## Start Material supplied

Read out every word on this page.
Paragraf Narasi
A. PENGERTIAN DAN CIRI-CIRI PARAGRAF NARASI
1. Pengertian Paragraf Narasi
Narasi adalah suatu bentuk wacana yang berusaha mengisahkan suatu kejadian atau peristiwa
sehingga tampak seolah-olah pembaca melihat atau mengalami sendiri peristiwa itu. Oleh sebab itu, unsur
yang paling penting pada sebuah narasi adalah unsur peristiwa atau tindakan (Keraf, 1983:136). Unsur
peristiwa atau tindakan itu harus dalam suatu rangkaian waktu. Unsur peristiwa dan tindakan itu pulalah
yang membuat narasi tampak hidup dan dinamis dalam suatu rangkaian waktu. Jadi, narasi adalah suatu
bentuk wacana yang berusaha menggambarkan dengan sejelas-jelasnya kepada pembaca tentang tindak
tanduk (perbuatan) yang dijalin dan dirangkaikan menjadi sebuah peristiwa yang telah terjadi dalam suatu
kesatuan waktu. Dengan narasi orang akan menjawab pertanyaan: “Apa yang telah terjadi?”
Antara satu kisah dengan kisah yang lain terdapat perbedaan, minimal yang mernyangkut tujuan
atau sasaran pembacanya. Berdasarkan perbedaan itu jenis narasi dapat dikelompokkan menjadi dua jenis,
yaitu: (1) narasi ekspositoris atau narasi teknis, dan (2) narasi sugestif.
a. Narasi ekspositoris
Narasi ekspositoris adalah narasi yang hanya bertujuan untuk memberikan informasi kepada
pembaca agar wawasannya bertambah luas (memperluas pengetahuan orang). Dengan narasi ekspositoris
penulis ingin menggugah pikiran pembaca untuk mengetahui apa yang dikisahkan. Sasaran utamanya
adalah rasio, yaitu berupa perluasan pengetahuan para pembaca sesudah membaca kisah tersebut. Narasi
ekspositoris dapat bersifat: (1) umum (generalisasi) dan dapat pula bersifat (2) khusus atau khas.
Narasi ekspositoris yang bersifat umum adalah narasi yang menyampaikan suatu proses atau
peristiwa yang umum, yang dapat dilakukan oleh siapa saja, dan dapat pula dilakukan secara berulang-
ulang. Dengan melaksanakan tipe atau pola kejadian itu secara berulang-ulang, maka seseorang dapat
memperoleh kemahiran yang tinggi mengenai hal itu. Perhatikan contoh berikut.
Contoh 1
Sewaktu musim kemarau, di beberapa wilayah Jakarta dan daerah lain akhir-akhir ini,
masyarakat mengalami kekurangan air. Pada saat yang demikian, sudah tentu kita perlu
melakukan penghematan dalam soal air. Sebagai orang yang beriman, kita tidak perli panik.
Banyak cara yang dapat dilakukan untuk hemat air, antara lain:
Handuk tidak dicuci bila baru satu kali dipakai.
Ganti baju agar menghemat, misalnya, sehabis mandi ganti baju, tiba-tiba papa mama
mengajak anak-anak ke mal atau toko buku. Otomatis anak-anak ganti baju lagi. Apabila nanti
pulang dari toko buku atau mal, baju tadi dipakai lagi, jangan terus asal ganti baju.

## End Material supplied

◆ Written problem: Read through the lines above and collect those that contain the string "menjadi".

◆ Expected output:
tanduk (perbuatan) yang dijalin dan dirangkaikan menjadi sebuah peristiwa yang telah terjadi dalam suatu
atau sasaran pembacanya. Berdasarkan perbedaan itu jenis narasi dapat dikelompokkan menjadi dua jenis,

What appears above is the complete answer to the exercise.